* **SET TASK**
Starting from the line that contains "Enumerate this screenshot's", reproduce each line exactly through the end of the material, and include no other lines.

[Figure collection entries]
# # #

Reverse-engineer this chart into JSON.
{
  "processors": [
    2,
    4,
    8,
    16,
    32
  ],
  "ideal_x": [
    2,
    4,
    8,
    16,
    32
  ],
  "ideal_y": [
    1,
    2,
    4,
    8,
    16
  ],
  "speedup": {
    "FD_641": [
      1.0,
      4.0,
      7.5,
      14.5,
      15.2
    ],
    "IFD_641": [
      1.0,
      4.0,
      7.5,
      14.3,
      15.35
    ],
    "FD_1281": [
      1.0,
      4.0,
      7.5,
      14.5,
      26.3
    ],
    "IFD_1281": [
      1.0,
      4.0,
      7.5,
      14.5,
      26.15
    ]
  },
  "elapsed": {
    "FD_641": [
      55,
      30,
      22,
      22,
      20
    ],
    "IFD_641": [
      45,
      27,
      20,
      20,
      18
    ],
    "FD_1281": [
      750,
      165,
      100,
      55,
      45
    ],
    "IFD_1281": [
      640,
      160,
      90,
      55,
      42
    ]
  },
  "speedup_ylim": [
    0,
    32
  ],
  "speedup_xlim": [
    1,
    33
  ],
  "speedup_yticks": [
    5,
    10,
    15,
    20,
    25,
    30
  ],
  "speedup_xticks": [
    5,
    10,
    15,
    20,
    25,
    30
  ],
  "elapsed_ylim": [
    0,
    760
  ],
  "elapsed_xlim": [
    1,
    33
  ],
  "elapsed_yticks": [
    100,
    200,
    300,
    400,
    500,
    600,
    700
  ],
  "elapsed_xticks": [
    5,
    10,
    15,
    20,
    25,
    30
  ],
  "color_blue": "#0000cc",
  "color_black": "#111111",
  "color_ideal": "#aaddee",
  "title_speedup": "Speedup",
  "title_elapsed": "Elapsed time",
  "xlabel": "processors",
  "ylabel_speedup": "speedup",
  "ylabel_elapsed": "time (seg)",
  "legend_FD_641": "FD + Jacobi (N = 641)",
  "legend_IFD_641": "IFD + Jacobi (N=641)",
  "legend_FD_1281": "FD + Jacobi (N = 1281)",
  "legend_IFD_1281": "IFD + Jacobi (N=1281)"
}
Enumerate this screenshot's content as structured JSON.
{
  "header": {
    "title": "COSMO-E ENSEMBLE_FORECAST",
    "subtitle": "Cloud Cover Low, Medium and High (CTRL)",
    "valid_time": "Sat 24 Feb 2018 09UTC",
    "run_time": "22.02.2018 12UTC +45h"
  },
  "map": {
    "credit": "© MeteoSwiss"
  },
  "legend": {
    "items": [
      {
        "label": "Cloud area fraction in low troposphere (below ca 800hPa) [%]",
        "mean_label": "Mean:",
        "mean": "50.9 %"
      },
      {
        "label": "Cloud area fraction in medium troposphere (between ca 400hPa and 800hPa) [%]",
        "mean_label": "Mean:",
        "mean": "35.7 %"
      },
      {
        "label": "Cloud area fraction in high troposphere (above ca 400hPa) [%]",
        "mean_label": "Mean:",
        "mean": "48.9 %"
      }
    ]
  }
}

# # #

* **SOLUTION TO THIS PROBLEM**
Enumerate this screenshot's content as structured JSON.
{
  "header": {
    "title": "COSMO-E ENSEMBLE_FORECAST",
    "subtitle": "Cloud Cover Low, Medium and High (CTRL)",
    "valid_time": "Sat 24 Feb 2018 09UTC",
    "run_time": "22.02.2018 12UTC +45h"
  },
  "map": {
    "credit": "© MeteoSwiss"
  },
  "legend": {
    "items": [
      {
        "label": "Cloud area fraction in low troposphere (below ca 800hPa) [%]",
        "mean_label": "Mean:",
        "mean": "50.9 %"
      },
      {
        "label": "Cloud area fraction in medium troposphere (between ca 400hPa and 800hPa) [%]",
        "mean_label": "Mean:",
        "mean": "35.7 %"
      },
      {
        "label": "Cloud area fraction in high troposphere (above ca 400hPa) [%]",
        "mean_label": "Mean:",
        "mean": "48.9 %"
      }
    ]
  }
}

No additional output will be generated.